**JOB:**
Convert each line of the listing into a row of a Markdown table with two columns, Nr for the row number and Line for the line itself, leaving out any blank lines.

**RAW DATA:**
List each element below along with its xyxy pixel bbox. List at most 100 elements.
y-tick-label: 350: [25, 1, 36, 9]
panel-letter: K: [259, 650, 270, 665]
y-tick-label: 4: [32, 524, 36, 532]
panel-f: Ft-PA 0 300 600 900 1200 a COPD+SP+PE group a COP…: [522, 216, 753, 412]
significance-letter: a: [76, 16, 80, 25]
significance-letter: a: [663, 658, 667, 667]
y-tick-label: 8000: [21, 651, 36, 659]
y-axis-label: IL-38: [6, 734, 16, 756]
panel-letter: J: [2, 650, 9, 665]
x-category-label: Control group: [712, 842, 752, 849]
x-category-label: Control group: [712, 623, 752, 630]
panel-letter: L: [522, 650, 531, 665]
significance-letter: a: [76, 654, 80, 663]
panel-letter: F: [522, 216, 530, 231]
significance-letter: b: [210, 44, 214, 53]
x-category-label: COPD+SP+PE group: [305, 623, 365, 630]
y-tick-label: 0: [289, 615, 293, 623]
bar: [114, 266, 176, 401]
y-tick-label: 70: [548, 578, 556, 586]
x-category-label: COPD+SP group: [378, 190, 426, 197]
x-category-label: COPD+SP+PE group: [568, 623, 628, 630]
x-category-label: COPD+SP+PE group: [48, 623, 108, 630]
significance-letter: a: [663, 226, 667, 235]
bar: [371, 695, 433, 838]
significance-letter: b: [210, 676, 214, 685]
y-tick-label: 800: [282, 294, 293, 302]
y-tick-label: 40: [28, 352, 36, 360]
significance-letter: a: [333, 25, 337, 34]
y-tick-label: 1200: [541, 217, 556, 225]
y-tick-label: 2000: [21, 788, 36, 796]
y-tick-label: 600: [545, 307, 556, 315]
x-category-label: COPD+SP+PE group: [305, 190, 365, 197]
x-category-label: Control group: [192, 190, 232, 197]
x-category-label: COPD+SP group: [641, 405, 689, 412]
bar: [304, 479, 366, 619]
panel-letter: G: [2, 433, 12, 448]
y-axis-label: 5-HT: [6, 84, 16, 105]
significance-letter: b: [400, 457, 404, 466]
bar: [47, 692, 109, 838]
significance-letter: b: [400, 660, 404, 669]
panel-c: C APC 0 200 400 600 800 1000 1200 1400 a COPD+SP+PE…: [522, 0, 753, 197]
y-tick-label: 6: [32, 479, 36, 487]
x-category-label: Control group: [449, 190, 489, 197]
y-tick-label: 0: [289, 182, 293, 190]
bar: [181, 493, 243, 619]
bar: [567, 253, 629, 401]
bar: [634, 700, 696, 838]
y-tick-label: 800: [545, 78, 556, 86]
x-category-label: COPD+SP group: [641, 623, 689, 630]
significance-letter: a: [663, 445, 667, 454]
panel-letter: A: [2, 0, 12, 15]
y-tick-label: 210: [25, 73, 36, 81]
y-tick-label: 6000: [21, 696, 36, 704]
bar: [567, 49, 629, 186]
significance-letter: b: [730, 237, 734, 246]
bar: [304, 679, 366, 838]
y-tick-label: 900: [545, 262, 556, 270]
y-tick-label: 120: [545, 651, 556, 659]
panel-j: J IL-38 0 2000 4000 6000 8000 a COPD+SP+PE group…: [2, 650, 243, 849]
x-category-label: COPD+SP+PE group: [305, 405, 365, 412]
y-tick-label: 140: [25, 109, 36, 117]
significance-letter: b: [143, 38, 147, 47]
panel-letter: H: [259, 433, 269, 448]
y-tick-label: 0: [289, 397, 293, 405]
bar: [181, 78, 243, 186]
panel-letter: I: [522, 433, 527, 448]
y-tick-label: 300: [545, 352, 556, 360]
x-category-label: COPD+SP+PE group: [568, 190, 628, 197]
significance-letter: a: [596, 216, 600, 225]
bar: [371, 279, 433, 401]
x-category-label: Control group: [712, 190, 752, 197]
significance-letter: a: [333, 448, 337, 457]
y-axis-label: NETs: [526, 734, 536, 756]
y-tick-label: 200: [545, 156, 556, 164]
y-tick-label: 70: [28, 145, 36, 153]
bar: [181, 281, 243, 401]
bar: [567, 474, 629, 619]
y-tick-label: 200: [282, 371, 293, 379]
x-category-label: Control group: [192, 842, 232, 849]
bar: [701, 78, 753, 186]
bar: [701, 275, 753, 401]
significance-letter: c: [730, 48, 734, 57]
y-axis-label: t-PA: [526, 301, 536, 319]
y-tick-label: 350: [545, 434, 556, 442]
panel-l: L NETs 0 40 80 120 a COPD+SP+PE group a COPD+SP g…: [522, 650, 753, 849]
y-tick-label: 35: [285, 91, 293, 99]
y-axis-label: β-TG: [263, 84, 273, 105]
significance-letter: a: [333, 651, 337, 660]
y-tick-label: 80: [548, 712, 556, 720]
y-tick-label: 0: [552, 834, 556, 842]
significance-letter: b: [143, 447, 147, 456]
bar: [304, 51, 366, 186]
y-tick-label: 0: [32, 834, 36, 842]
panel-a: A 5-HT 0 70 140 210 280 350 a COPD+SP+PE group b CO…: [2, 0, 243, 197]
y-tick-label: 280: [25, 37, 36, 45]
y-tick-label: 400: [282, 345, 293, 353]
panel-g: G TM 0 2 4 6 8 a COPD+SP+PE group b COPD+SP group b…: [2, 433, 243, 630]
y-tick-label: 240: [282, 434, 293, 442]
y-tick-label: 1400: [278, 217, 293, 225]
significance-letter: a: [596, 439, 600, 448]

**RESULT:**
| Nr | Line |
|---|---|
| 1 | List each element below along with its xyxy pixel bbox. List at most 100 elements. |
| 2 | y-tick-label: 350: [25, 1, 36, 9] |
| 3 | panel-letter: K: [259, 650, 270, 665] |
| 4 | y-tick-label: 4: [32, 524, 36, 532] |
| 5 | panel-f: Ft-PA 0 300 600 900 1200 a COPD+SP+PE group a COP…: [522, 216, 753, 412] |
| 6 | significance-letter: a: [76, 16, 80, 25] |
| 7 | significance-letter: a: [663, 658, 667, 667] |
| 8 | y-tick-label: 8000: [21, 651, 36, 659] |
| 9 | y-axis-label: IL-38: [6, 734, 16, 756] |
| 10 | panel-letter: J: [2, 650, 9, 665] |
| 11 | x-category-label: Control group: [712, 842, 752, 849] |
| 12 | x-category-label: Control group: [712, 623, 752, 630] |
| 13 | panel-letter: L: [522, 650, 531, 665] |
| 14 | significance-letter: a: [76, 654, 80, 663] |
| 15 | panel-letter: F: [522, 216, 530, 231] |
| 16 | significance-letter: b: [210, 44, 214, 53] |
| 17 | x-category-label: COPD+SP+PE group: [305, 623, 365, 630] |
| 18 | y-tick-label: 0: [289, 615, 293, 623] |
| 19 | bar: [114, 266, 176, 401] |
| 20 | y-tick-label: 70: [548, 578, 556, 586] |
| 21 | x-category-label: COPD+SP group: [378, 190, 426, 197] |
| 22 | x-category-label: COPD+SP+PE group: [568, 623, 628, 630] |
| 23 | x-category-label: COPD+SP+PE group: [48, 623, 108, 630] |
| 24 | significance-letter: a: [663, 226, 667, 235] |
| 25 | bar: [371, 695, 433, 838] |
| 26 | significance-letter: b: [210, 676, 214, 685] |
| 27 | y-tick-label: 800: [282, 294, 293, 302] |
| 28 | y-tick-label: 40: [28, 352, 36, 360] |
| 29 | significance-letter: a: [333, 25, 337, 34] |
| 30 | y-tick-label: 1200: [541, 217, 556, 225] |
| 31 | y-tick-label: 2000: [21, 788, 36, 796] |
| 32 | y-tick-label: 600: [545, 307, 556, 315] |
| 33 | x-category-label: COPD+SP+PE group: [305, 190, 365, 197] |
| 34 | x-category-label: Control group: [192, 190, 232, 197] |
| 35 | x-category-label: COPD+SP group: [641, 405, 689, 412] |
| 36 | bar: [304, 479, 366, 619] |
| 37 | panel-letter: G: [2, 433, 12, 448] |
| 38 | y-axis-label: 5-HT: [6, 84, 16, 105] |
| 39 | significance-letter: b: [400, 457, 404, 466] |
| 40 | bar: [47, 692, 109, 838] |
| 41 | significance-letter: b: [400, 660, 404, 669] |
| 42 | panel-c: C APC 0 200 400 600 800 1000 1200 1400 a COPD+SP+PE…: [522, 0, 753, 197] |
| 43 | y-tick-label: 6: [32, 479, 36, 487] |
| 44 | x-category-label: Control group: [449, 190, 489, 197] |
| 45 | y-tick-label: 0: [289, 182, 293, 190] |
| 46 | bar: [181, 493, 243, 619] |
| 47 | bar: [567, 253, 629, 401] |
| 48 | bar: [634, 700, 696, 838] |
| 49 | y-tick-label: 800: [545, 78, 556, 86] |
| 50 | x-category-label: COPD+SP group: [641, 623, 689, 630] |
| 51 | significance-letter: a: [663, 445, 667, 454] |
| 52 | panel-letter: A: [2, 0, 12, 15] |
| 53 | y-tick-label: 210: [25, 73, 36, 81] |
| 54 | y-tick-label: 6000: [21, 696, 36, 704] |
| 55 | bar: [567, 49, 629, 186] |
| 56 | significance-letter: b: [730, 237, 734, 246] |
| 57 | bar: [304, 679, 366, 838] |
| 58 | y-tick-label: 900: [545, 262, 556, 270] |
| 59 | y-tick-label: 120: [545, 651, 556, 659] |
| 60 | panel-j: J IL-38 0 2000 4000 6000 8000 a COPD+SP+PE group…: [2, 650, 243, 849] |
| 61 | x-category-label: COPD+SP+PE group: [305, 405, 365, 412] |
| 62 | y-tick-label: 140: [25, 109, 36, 117] |
| 63 | significance-letter: b: [143, 38, 147, 47] |
| 64 | panel-letter: H: [259, 433, 269, 448] |
| 65 | y-tick-label: 0: [289, 397, 293, 405] |
| 66 | bar: [181, 78, 243, 186] |
| 67 | panel-letter: I: [522, 433, 527, 448] |
| 68 | y-tick-label: 300: [545, 352, 556, 360] |
| 69 | x-category-label: COPD+SP+PE group: [568, 190, 628, 197] |
| 70 | significance-letter: a: [596, 216, 600, 225] |
| 71 | bar: [371, 279, 433, 401] |
| 72 | x-category-label: Control group: [712, 190, 752, 197] |
| 73 | significance-letter: a: [333, 448, 337, 457] |
| 74 | y-axis-label: NETs: [526, 734, 536, 756] |
| 75 | y-tick-label: 200: [545, 156, 556, 164] |
| 76 | y-tick-label: 70: [28, 145, 36, 153] |
| 77 | bar: [181, 281, 243, 401] |
| 78 | bar: [567, 474, 629, 619] |
| 79 | y-tick-label: 200: [282, 371, 293, 379] |
| 80 | x-category-label: Control group: [192, 842, 232, 849] |
| 81 | bar: [701, 78, 753, 186] |
| 82 | bar: [701, 275, 753, 401] |
| 83 | significance-letter: c: [730, 48, 734, 57] |
| 84 | y-axis-label: t-PA: [526, 301, 536, 319] |
| 85 | y-tick-label: 350: [545, 434, 556, 442] |
| 86 | panel-l: L NETs 0 40 80 120 a COPD+SP+PE group a COPD+SP g…: [522, 650, 753, 849] |
| 87 | y-tick-label: 35: [285, 91, 293, 99] |
| 88 | y-axis-label: β-TG: [263, 84, 273, 105] |
| 89 | significance-letter: a: [333, 651, 337, 660] |
| 90 | y-tick-label: 80: [548, 712, 556, 720] |
| 91 | y-tick-label: 0: [552, 834, 556, 842] |
| 92 | significance-letter: b: [143, 447, 147, 456] |
| 93 | bar: [304, 51, 366, 186] |
| 94 | y-tick-label: 0: [32, 834, 36, 842] |
| 95 | panel-a: A 5-HT 0 70 140 210 280 350 a COPD+SP+PE group b CO…: [2, 0, 243, 197] |
| 96 | y-tick-label: 280: [25, 37, 36, 45] |
| 97 | y-tick-label: 400: [282, 345, 293, 353] |
| 98 | panel-g: G TM 0 2 4 6 8 a COPD+SP+PE group b COPD+SP group b…: [2, 433, 243, 630] |
| 99 | y-tick-label: 240: [282, 434, 293, 442] |
| 100 | y-tick-label: 1400: [278, 217, 293, 225] |
| 101 | significance-letter: a: [596, 439, 600, 448] |